* THE REQUEST *
Can you pull out each line of the data below that includes the word "JavaScript"?

* Records from a dataset *

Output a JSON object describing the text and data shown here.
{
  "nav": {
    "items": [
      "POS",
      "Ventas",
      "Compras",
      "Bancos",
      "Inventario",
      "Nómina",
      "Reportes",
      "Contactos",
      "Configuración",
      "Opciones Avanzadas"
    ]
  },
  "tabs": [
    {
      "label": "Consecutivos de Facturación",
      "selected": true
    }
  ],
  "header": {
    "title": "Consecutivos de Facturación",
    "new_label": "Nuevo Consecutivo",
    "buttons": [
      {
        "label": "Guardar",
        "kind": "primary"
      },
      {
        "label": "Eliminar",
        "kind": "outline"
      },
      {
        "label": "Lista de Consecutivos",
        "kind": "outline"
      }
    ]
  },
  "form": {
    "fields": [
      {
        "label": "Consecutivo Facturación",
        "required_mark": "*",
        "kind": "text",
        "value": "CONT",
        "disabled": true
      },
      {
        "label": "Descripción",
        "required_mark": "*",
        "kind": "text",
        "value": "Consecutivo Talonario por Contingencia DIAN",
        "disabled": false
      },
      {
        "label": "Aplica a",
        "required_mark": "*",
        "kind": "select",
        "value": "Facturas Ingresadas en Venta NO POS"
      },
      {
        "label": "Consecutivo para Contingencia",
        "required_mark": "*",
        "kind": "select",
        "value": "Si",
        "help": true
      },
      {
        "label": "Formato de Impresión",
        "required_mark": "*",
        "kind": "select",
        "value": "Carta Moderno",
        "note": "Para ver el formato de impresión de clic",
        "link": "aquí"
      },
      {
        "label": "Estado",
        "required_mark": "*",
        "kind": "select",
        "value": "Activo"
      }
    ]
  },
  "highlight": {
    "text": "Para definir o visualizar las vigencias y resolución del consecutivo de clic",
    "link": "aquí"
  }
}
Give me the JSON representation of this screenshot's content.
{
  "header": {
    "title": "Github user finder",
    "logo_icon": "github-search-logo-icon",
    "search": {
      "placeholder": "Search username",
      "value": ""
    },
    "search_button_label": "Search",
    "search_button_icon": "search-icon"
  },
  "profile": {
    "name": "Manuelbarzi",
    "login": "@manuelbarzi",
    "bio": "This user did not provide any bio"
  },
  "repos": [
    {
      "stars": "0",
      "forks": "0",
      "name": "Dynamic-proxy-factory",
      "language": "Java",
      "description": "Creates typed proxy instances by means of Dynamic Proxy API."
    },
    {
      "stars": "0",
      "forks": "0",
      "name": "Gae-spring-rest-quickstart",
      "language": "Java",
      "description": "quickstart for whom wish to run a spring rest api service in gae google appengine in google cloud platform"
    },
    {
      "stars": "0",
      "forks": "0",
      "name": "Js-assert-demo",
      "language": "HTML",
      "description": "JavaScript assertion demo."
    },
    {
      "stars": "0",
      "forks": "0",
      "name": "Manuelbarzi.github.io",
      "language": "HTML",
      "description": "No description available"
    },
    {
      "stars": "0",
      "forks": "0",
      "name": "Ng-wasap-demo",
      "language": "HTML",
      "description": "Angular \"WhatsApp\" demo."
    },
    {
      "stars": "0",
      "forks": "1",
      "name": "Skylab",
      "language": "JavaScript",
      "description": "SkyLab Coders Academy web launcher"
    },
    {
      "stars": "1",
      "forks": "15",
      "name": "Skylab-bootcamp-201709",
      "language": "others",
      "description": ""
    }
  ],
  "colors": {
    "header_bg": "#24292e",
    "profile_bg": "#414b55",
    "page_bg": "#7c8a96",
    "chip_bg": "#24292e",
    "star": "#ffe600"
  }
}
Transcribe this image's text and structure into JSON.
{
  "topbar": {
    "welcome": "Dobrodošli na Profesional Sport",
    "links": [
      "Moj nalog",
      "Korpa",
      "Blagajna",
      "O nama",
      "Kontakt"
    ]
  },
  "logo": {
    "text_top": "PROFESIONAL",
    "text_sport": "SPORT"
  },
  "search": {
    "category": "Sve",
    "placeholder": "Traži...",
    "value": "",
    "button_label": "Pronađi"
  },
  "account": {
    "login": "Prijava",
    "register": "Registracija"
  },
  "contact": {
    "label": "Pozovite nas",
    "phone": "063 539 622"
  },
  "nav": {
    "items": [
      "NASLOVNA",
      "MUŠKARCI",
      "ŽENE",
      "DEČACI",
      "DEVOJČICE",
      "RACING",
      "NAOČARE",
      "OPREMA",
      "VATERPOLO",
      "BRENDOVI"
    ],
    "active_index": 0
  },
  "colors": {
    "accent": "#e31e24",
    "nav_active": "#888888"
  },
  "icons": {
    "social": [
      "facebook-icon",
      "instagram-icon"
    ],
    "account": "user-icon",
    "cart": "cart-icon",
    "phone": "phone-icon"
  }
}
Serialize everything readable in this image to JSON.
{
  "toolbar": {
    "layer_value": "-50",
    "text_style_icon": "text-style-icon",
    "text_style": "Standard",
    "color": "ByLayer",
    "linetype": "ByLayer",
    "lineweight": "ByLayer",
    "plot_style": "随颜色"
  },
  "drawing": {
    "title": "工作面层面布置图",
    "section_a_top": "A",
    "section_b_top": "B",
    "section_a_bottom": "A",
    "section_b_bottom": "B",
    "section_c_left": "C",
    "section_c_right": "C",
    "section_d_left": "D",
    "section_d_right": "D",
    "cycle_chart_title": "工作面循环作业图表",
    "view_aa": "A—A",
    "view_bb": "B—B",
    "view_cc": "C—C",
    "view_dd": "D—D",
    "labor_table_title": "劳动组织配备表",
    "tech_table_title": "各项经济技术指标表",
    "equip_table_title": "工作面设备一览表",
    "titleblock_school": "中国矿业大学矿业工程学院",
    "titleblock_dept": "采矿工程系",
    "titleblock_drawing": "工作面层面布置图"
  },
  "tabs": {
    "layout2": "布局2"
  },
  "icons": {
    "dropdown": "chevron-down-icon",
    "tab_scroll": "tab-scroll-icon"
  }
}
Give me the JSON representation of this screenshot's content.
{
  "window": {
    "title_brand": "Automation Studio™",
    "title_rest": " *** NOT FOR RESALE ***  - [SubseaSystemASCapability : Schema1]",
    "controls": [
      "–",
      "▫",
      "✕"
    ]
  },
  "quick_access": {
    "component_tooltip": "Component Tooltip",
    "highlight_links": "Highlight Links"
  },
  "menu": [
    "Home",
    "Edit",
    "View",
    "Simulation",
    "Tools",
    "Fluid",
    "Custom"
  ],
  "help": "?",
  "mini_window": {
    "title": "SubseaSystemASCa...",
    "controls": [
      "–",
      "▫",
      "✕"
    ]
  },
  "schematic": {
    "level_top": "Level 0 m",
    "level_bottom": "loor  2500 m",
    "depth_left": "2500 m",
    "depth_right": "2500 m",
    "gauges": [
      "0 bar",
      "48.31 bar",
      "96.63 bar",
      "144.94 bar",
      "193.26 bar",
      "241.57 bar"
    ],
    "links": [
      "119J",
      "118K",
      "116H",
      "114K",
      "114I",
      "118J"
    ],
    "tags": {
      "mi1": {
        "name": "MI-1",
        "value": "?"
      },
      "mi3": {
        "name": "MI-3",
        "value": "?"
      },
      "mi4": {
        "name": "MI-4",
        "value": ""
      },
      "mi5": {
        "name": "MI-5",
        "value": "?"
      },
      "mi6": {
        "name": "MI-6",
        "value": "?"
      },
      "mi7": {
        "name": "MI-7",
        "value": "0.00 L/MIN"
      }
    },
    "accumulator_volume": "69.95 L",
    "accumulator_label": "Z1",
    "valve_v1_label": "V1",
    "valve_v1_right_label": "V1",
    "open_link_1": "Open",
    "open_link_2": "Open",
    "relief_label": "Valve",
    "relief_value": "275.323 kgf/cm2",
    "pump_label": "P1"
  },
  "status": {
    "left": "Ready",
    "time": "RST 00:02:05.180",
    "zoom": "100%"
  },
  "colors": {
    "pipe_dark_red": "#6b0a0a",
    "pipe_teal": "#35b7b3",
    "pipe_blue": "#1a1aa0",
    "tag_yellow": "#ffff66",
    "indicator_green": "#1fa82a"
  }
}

* SOLUTION *
      "description": "JavaScript assertion demo."
      "language": "JavaScript",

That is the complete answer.